● **Exercise task**
Extract the full set of records that follows, word for word.

● **Information provided**
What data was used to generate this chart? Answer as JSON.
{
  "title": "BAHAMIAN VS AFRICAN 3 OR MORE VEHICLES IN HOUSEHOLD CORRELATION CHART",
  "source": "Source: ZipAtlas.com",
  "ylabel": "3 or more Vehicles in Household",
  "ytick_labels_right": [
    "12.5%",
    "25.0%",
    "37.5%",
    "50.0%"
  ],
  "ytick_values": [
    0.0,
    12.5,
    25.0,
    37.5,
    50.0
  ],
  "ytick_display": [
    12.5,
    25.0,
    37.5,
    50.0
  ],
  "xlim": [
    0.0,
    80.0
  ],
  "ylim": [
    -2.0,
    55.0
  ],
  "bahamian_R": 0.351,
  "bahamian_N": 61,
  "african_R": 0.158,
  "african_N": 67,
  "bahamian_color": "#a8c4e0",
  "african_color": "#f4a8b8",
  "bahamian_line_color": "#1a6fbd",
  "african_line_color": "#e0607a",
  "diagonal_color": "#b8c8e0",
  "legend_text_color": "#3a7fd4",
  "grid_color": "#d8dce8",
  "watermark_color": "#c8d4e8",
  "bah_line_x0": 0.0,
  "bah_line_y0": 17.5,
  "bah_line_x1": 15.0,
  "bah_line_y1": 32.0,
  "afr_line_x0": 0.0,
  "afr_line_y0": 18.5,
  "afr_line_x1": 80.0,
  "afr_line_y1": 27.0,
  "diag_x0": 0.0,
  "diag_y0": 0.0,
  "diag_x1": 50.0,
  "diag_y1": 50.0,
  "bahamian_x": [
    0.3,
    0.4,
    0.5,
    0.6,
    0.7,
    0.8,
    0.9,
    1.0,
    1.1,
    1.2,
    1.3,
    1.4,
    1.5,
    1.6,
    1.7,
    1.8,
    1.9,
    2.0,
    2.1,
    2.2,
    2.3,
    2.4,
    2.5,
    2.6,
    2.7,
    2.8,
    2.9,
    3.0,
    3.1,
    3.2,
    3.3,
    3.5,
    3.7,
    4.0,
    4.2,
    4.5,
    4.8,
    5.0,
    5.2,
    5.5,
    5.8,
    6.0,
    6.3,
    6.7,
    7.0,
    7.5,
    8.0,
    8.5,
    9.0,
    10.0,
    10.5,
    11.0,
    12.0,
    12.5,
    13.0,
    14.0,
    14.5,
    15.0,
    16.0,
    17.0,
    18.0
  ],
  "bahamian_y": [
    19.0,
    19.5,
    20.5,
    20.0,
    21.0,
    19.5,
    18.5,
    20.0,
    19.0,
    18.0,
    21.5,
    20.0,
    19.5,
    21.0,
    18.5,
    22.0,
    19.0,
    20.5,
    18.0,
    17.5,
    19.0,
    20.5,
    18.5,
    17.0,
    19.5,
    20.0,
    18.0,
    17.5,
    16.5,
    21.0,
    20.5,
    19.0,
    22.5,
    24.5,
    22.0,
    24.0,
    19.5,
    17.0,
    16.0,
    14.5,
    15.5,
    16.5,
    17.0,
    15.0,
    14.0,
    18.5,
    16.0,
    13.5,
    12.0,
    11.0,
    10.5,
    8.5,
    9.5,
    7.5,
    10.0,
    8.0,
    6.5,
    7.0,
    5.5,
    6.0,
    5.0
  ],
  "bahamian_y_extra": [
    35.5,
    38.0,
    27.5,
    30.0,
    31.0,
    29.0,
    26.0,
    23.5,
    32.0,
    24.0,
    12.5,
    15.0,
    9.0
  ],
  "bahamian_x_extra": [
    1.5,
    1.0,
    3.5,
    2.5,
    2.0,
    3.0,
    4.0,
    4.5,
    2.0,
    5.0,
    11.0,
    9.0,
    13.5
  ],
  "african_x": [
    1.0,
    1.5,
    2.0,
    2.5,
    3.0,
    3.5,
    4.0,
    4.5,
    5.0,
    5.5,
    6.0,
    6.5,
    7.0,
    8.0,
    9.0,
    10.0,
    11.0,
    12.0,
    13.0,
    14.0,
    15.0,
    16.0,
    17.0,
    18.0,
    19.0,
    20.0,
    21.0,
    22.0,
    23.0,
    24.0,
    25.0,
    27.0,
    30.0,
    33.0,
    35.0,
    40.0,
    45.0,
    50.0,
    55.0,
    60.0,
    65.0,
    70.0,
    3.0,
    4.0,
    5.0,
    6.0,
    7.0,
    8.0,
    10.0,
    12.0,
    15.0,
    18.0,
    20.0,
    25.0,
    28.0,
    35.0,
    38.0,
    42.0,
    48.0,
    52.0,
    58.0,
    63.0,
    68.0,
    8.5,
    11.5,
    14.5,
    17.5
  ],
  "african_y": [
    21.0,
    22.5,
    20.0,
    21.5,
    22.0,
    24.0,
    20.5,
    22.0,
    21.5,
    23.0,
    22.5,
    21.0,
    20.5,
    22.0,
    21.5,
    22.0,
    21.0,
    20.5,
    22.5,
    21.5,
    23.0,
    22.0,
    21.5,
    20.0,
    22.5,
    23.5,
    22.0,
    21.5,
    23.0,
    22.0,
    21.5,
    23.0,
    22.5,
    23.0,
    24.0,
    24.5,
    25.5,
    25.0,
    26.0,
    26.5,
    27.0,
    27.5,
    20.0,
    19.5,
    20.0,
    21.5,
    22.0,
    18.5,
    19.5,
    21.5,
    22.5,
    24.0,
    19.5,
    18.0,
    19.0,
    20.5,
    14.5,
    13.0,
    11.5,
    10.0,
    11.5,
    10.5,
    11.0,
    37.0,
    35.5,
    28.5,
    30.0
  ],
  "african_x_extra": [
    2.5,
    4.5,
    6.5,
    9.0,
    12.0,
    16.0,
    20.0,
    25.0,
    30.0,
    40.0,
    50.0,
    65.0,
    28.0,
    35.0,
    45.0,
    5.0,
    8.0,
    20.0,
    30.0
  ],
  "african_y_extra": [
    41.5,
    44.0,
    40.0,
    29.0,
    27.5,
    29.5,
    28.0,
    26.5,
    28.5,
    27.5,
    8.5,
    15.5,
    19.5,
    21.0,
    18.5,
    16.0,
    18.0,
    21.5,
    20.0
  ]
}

● **Written response**
What data was used to generate this chart? Answer as JSON.
{
  "title": "BAHAMIAN VS AFRICAN 3 OR MORE VEHICLES IN HOUSEHOLD CORRELATION CHART",
  "source": "Source: ZipAtlas.com",
  "ylabel": "3 or more Vehicles in Household",
  "ytick_labels_right": [
    "12.5%",
    "25.0%",
    "37.5%",
    "50.0%"
  ],
  "ytick_values": [
    0.0,
    12.5,
    25.0,
    37.5,
    50.0
  ],
  "ytick_display": [
    12.5,
    25.0,
    37.5,
    50.0
  ],
  "xlim": [
    0.0,
    80.0
  ],
  "ylim": [
    -2.0,
    55.0
  ],
  "bahamian_R": 0.351,
  "bahamian_N": 61,
  "african_R": 0.158,
  "african_N": 67,
  "bahamian_color": "#a8c4e0",
  "african_color": "#f4a8b8",
  "bahamian_line_color": "#1a6fbd",
  "african_line_color": "#e0607a",
  "diagonal_color": "#b8c8e0",
  "legend_text_color": "#3a7fd4",
  "grid_color": "#d8dce8",
  "watermark_color": "#c8d4e8",
  "bah_line_x0": 0.0,
  "bah_line_y0": 17.5,
  "bah_line_x1": 15.0,
  "bah_line_y1": 32.0,
  "afr_line_x0": 0.0,
  "afr_line_y0": 18.5,
  "afr_line_x1": 80.0,
  "afr_line_y1": 27.0,
  "diag_x0": 0.0,
  "diag_y0": 0.0,
  "diag_x1": 50.0,
  "diag_y1": 50.0,
  "bahamian_x": [
    0.3,
    0.4,
    0.5,
    0.6,
    0.7,
    0.8,
    0.9,
    1.0,
    1.1,
    1.2,
    1.3,
    1.4,
    1.5,
    1.6,
    1.7,
    1.8,
    1.9,
    2.0,
    2.1,
    2.2,
    2.3,
    2.4,
    2.5,
    2.6,
    2.7,
    2.8,
    2.9,
    3.0,
    3.1,
    3.2,
    3.3,
    3.5,
    3.7,
    4.0,
    4.2,
    4.5,
    4.8,
    5.0,
    5.2,
    5.5,
    5.8,
    6.0,
    6.3,
    6.7,
    7.0,
    7.5,
    8.0,
    8.5,
    9.0,
    10.0,
    10.5,
    11.0,
    12.0,
    12.5,
    13.0,
    14.0,
    14.5,
    15.0,
    16.0,
    17.0,
    18.0
  ],
  "bahamian_y": [
    19.0,
    19.5,
    20.5,
    20.0,
    21.0,
    19.5,
    18.5,
    20.0,
    19.0,
    18.0,
    21.5,
    20.0,
    19.5,
    21.0,
    18.5,
    22.0,
    19.0,
    20.5,
    18.0,
    17.5,
    19.0,
    20.5,
    18.5,
    17.0,
    19.5,
    20.0,
    18.0,
    17.5,
    16.5,
    21.0,
    20.5,
    19.0,
    22.5,
    24.5,
    22.0,
    24.0,
    19.5,
    17.0,
    16.0,
    14.5,
    15.5,
    16.5,
    17.0,
    15.0,
    14.0,
    18.5,
    16.0,
    13.5,
    12.0,
    11.0,
    10.5,
    8.5,
    9.5,
    7.5,
    10.0,
    8.0,
    6.5,
    7.0,
    5.5,
    6.0,
    5.0
  ],
  "bahamian_y_extra": [
    35.5,
    38.0,
    27.5,
    30.0,
    31.0,
    29.0,
    26.0,
    23.5,
    32.0,
    24.0,
    12.5,
    15.0,
    9.0
  ],
  "bahamian_x_extra": [
    1.5,
    1.0,
    3.5,
    2.5,
    2.0,
    3.0,
    4.0,
    4.5,
    2.0,
    5.0,
    11.0,
    9.0,
    13.5
  ],
  "african_x": [
    1.0,
    1.5,
    2.0,
    2.5,
    3.0,
    3.5,
    4.0,
    4.5,
    5.0,
    5.5,
    6.0,
    6.5,
    7.0,
    8.0,
    9.0,
    10.0,
    11.0,
    12.0,
    13.0,
    14.0,
    15.0,
    16.0,
    17.0,
    18.0,
    19.0,
    20.0,
    21.0,
    22.0,
    23.0,
    24.0,
    25.0,
    27.0,
    30.0,
    33.0,
    35.0,
    40.0,
    45.0,
    50.0,
    55.0,
    60.0,
    65.0,
    70.0,
    3.0,
    4.0,
    5.0,
    6.0,
    7.0,
    8.0,
    10.0,
    12.0,
    15.0,
    18.0,
    20.0,
    25.0,
    28.0,
    35.0,
    38.0,
    42.0,
    48.0,
    52.0,
    58.0,
    63.0,
    68.0,
    8.5,
    11.5,
    14.5,
    17.5
  ],
  "african_y": [
    21.0,
    22.5,
    20.0,
    21.5,
    22.0,
    24.0,
    20.5,
    22.0,
    21.5,
    23.0,
    22.5,
    21.0,
    20.5,
    22.0,
    21.5,
    22.0,
    21.0,
    20.5,
    22.5,
    21.5,
    23.0,
    22.0,
    21.5,
    20.0,
    22.5,
    23.5,
    22.0,
    21.5,
    23.0,
    22.0,
    21.5,
    23.0,
    22.5,
    23.0,
    24.0,
    24.5,
    25.5,
    25.0,
    26.0,
    26.5,
    27.0,
    27.5,
    20.0,
    19.5,
    20.0,
    21.5,
    22.0,
    18.5,
    19.5,
    21.5,
    22.5,
    24.0,
    19.5,
    18.0,
    19.0,
    20.5,
    14.5,
    13.0,
    11.5,
    10.0,
    11.5,
    10.5,
    11.0,
    37.0,
    35.5,
    28.5,
    30.0
  ],
  "african_x_extra": [
    2.5,
    4.5,
    6.5,
    9.0,
    12.0,
    16.0,
    20.0,
    25.0,
    30.0,
    40.0,
    50.0,
    65.0,
    28.0,
    35.0,
    45.0,
    5.0,
    8.0,
    20.0,
    30.0
  ],
  "african_y_extra": [
    41.5,
    44.0,
    40.0,
    29.0,
    27.5,
    29.5,
    28.0,
    26.5,
    28.5,
    27.5,
    8.5,
    15.5,
    19.5,
    21.0,
    18.5,
    16.0,
    18.0,
    21.5,
    20.0
  ]
}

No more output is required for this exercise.